[BEGIN]
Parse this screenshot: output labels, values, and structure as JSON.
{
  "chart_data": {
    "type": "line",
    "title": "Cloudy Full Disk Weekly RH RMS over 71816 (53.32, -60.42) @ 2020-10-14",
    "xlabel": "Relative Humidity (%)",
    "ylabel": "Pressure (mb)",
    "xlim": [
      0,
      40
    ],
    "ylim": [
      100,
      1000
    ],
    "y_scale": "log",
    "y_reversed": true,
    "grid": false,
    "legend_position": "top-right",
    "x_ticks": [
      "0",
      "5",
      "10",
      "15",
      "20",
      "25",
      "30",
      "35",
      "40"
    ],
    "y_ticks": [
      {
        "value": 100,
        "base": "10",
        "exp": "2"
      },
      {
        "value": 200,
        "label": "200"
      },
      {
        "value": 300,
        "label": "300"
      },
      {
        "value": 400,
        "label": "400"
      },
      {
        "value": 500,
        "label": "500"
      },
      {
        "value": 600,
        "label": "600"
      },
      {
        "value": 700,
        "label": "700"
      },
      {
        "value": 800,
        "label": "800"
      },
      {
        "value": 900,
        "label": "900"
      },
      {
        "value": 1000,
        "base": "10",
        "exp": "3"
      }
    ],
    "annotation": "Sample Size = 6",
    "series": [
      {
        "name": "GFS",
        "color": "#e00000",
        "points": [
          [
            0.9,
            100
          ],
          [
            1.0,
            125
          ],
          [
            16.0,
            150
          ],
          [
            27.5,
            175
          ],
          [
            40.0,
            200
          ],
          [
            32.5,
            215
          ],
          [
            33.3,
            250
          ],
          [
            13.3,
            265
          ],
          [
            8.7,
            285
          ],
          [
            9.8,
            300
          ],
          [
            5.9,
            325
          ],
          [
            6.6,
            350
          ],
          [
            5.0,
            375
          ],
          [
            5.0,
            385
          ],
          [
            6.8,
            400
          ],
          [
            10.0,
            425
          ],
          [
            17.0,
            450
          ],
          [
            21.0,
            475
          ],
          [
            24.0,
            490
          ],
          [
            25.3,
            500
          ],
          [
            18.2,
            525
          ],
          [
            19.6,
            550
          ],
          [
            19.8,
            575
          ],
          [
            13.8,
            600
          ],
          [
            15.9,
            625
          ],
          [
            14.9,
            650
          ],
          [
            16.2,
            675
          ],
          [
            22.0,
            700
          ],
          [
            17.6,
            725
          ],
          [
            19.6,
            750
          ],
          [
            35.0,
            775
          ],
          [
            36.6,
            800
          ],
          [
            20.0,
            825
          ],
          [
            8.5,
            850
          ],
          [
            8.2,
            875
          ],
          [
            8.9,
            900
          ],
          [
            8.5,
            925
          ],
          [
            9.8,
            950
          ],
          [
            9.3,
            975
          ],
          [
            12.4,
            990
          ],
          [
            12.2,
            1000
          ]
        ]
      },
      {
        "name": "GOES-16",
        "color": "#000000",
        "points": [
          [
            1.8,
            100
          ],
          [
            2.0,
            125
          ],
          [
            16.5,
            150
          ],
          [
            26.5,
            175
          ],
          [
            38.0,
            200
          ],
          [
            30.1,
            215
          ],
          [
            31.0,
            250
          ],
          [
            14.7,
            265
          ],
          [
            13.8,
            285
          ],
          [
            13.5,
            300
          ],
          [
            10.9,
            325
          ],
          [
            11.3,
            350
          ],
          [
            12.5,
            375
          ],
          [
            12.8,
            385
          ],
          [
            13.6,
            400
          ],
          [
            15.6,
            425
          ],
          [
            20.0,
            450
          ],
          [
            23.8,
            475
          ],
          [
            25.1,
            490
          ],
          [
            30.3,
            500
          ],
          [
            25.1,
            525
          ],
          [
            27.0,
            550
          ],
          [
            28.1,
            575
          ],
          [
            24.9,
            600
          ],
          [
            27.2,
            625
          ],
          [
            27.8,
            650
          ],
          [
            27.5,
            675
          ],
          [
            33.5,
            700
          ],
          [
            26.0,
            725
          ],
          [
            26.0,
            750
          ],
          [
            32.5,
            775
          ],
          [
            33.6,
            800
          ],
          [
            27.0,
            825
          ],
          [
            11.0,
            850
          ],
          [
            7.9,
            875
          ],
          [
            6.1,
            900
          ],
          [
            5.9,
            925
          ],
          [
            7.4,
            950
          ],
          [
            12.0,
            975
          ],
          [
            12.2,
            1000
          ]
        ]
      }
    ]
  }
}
[END]
◆ Written problem
Quote all the records exactly, please, leaving none out.

◆ Right answer
Parse this screenshot: output labels, values, and structure as JSON.
{
  "chart_data": {
    "type": "line",
    "title": "Cloudy Full Disk Weekly RH RMS over 71816 (53.32, -60.42) @ 2020-10-14",
    "xlabel": "Relative Humidity (%)",
    "ylabel": "Pressure (mb)",
    "xlim": [
      0,
      40
    ],
    "ylim": [
      100,
      1000
    ],
    "y_scale": "log",
    "y_reversed": true,
    "grid": false,
    "legend_position": "top-right",
    "x_ticks": [
      "0",
      "5",
      "10",
      "15",
      "20",
      "25",
      "30",
      "35",
      "40"
    ],
    "y_ticks": [
      {
        "value": 100,
        "base": "10",
        "exp": "2"
      },
      {
        "value": 200,
        "label": "200"
      },
      {
        "value": 300,
        "label": "300"
      },
      {
        "value": 400,
        "label": "400"
      },
      {
        "value": 500,
        "label": "500"
      },
      {
        "value": 600,
        "label": "600"
      },
      {
        "value": 700,
        "label": "700"
      },
      {
        "value": 800,
        "label": "800"
      },
      {
        "value": 900,
        "label": "900"
      },
      {
        "value": 1000,
        "base": "10",
        "exp": "3"
      }
    ],
    "annotation": "Sample Size = 6",
    "series": [
      {
        "name": "GFS",
        "color": "#e00000",
        "points": [
          [
            0.9,
            100
          ],
          [
            1.0,
            125
          ],
          [
            16.0,
            150
          ],
          [
            27.5,
            175
          ],
          [
            40.0,
            200
          ],
          [
            32.5,
            215
          ],
          [
            33.3,
            250
          ],
          [
            13.3,
            265
          ],
          [
            8.7,
            285
          ],
          [
            9.8,
            300
          ],
          [
            5.9,
            325
          ],
          [
            6.6,
            350
          ],
          [
            5.0,
            375
          ],
          [
            5.0,
            385
          ],
          [
            6.8,
            400
          ],
          [
            10.0,
            425
          ],
          [
            17.0,
            450
          ],
          [
            21.0,
            475
          ],
          [
            24.0,
            490
          ],
          [
            25.3,
            500
          ],
          [
            18.2,
            525
          ],
          [
            19.6,
            550
          ],
          [
            19.8,
            575
          ],
          [
            13.8,
            600
          ],
          [
            15.9,
            625
          ],
          [
            14.9,
            650
          ],
          [
            16.2,
            675
          ],
          [
            22.0,
            700
          ],
          [
            17.6,
            725
          ],
          [
            19.6,
            750
          ],
          [
            35.0,
            775
          ],
          [
            36.6,
            800
          ],
          [
            20.0,
            825
          ],
          [
            8.5,
            850
          ],
          [
            8.2,
            875
          ],
          [
            8.9,
            900
          ],
          [
            8.5,
            925
          ],
          [
            9.8,
            950
          ],
          [
            9.3,
            975
          ],
          [
            12.4,
            990
          ],
          [
            12.2,
            1000
          ]
        ]
      },
      {
        "name": "GOES-16",
        "color": "#000000",
        "points": [
          [
            1.8,
            100
          ],
          [
            2.0,
            125
          ],
          [
            16.5,
            150
          ],
          [
            26.5,
            175
          ],
          [
            38.0,
            200
          ],
          [
            30.1,
            215
          ],
          [
            31.0,
            250
          ],
          [
            14.7,
            265
          ],
          [
            13.8,
            285
          ],
          [
            13.5,
            300
          ],
          [
            10.9,
            325
          ],
          [
            11.3,
            350
          ],
          [
            12.5,
            375
          ],
          [
            12.8,
            385
          ],
          [
            13.6,
            400
          ],
          [
            15.6,
            425
          ],
          [
            20.0,
            450
          ],
          [
            23.8,
            475
          ],
          [
            25.1,
            490
          ],
          [
            30.3,
            500
          ],
          [
            25.1,
            525
          ],
          [
            27.0,
            550
          ],
          [
            28.1,
            575
          ],
          [
            24.9,
            600
          ],
          [
            27.2,
            625
          ],
          [
            27.8,
            650
          ],
          [
            27.5,
            675
          ],
          [
            33.5,
            700
          ],
          [
            26.0,
            725
          ],
          [
            26.0,
            750
          ],
          [
            32.5,
            775
          ],
          [
            33.6,
            800
          ],
          [
            27.0,
            825
          ],
          [
            11.0,
            850
          ],
          [
            7.9,
            875
          ],
          [
            6.1,
            900
          ],
          [
            5.9,
            925
          ],
          [
            7.4,
            950
          ],
          [
            12.0,
            975
          ],
          [
            12.2,
            1000
          ]
        ]
      }
    ]
  }
}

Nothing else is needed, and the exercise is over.